* begin *
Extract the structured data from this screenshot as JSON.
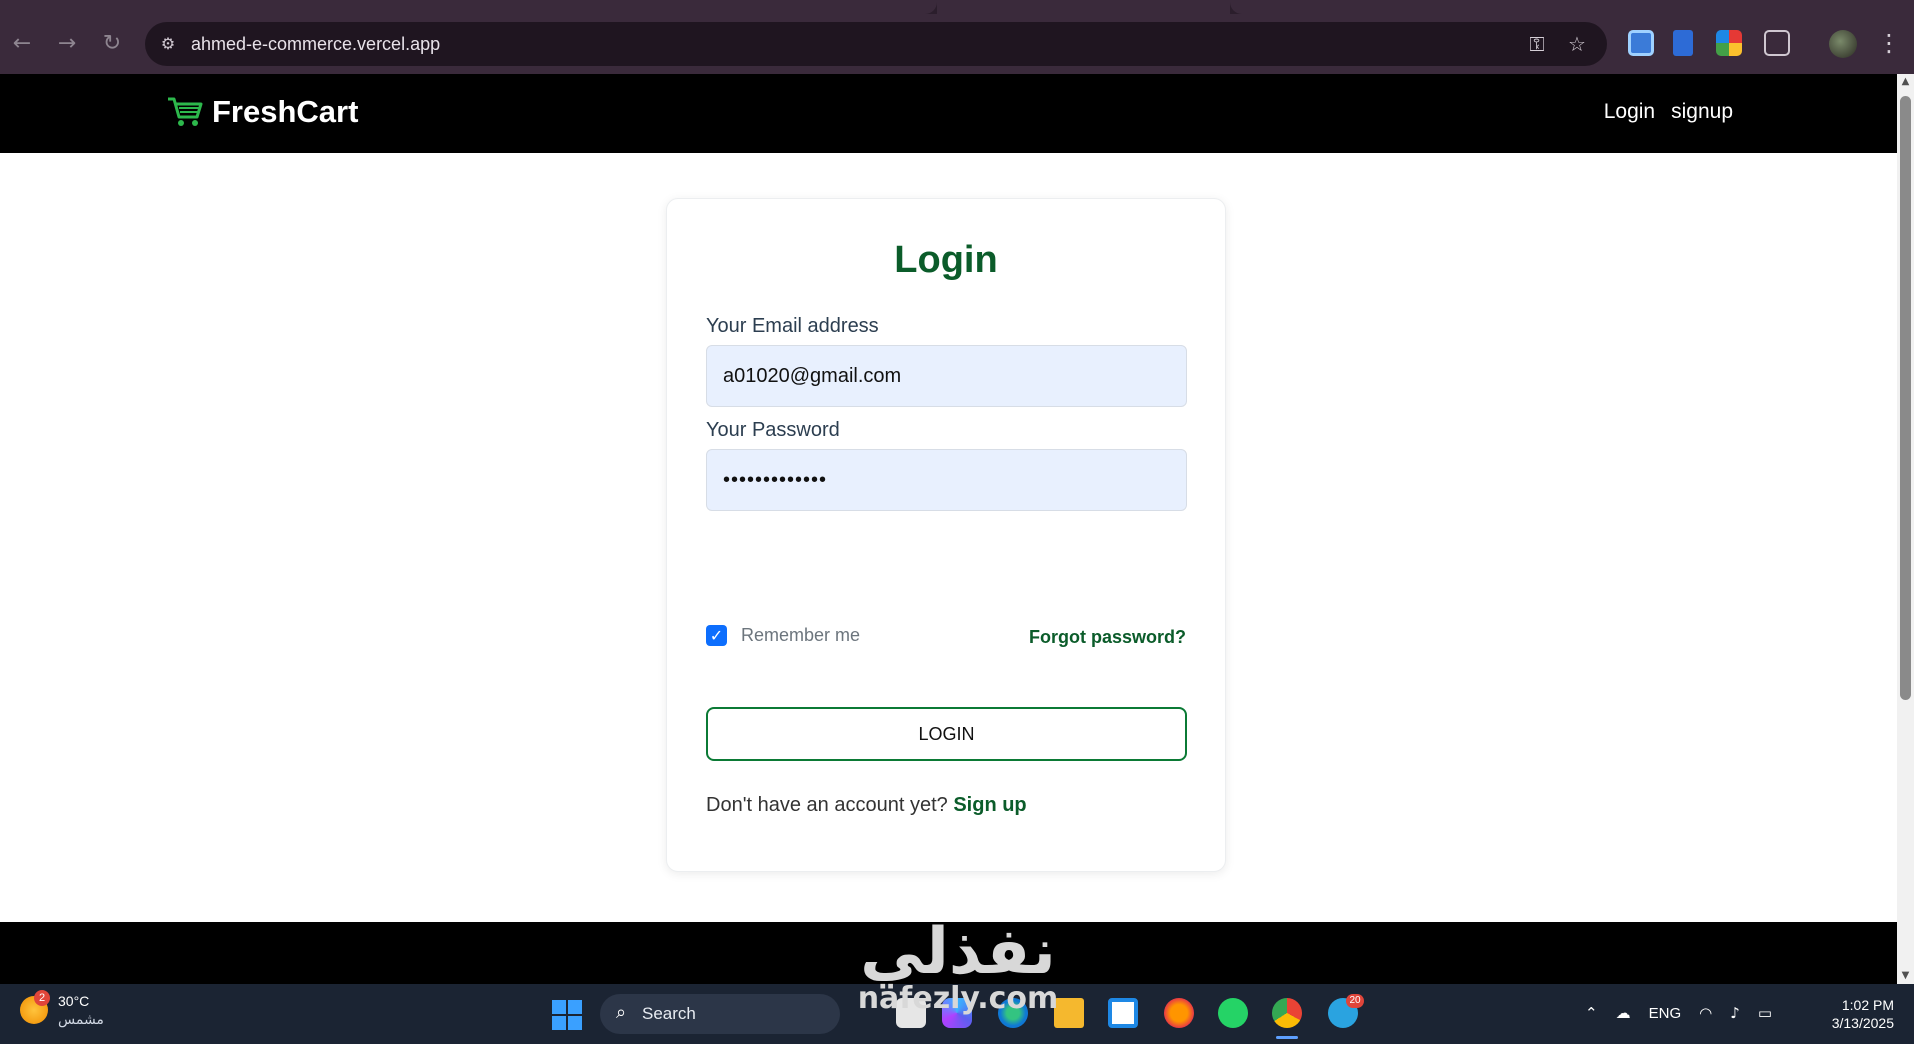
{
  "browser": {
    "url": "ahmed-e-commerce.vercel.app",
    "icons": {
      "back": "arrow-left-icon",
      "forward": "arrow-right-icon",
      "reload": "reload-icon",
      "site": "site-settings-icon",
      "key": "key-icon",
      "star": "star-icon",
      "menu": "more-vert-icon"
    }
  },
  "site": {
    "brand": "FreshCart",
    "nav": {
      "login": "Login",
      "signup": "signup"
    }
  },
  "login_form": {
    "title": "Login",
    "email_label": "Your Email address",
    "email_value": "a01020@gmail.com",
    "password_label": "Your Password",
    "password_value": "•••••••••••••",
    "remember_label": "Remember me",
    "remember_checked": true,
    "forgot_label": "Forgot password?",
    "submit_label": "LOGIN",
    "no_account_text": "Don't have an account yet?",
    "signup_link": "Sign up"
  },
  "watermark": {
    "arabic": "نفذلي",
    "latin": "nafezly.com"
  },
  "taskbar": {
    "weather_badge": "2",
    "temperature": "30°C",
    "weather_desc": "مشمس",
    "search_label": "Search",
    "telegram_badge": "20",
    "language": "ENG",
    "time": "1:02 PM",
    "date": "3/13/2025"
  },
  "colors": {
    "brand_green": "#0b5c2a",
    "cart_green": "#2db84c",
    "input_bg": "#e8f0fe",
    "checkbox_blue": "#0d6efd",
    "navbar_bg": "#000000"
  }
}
* end *
* begin *
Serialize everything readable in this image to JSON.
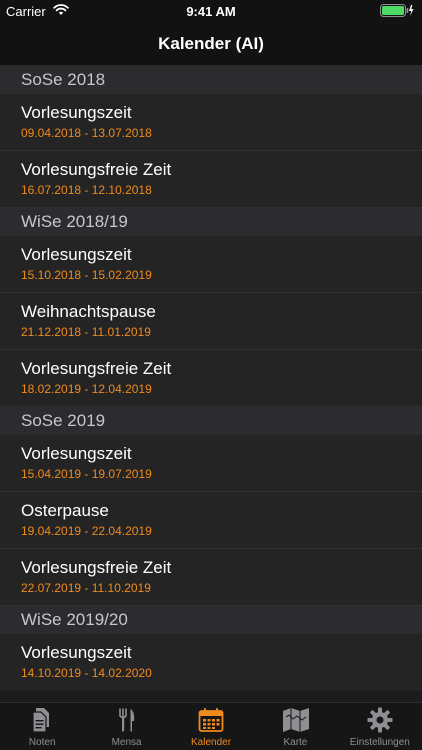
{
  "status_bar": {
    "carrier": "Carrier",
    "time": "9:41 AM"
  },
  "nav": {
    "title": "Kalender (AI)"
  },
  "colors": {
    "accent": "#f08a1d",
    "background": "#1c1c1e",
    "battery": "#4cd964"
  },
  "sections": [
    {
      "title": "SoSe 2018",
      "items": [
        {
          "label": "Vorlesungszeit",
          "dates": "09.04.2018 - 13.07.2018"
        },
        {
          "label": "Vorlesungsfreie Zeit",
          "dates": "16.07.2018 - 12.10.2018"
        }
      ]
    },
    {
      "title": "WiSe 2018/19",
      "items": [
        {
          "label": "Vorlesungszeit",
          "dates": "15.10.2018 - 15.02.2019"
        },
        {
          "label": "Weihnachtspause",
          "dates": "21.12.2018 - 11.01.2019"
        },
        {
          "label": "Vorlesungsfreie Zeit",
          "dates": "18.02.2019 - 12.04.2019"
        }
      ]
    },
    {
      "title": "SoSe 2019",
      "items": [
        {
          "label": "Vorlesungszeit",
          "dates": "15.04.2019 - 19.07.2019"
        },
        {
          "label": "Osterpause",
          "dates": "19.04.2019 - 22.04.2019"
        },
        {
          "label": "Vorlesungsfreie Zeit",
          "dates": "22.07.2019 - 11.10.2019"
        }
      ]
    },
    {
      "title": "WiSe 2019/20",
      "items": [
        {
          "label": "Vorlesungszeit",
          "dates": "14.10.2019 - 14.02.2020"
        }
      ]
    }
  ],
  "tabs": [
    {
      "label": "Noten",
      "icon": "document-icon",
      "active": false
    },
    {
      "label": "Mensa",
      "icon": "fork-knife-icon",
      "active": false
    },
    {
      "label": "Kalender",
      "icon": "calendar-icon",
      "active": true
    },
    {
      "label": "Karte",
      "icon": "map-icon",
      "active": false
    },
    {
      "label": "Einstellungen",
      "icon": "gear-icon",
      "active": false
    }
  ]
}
* end *
Pull every line containing "Your" from the data.

    "email_label": "Your Email address",
    "password_label": "Your Password",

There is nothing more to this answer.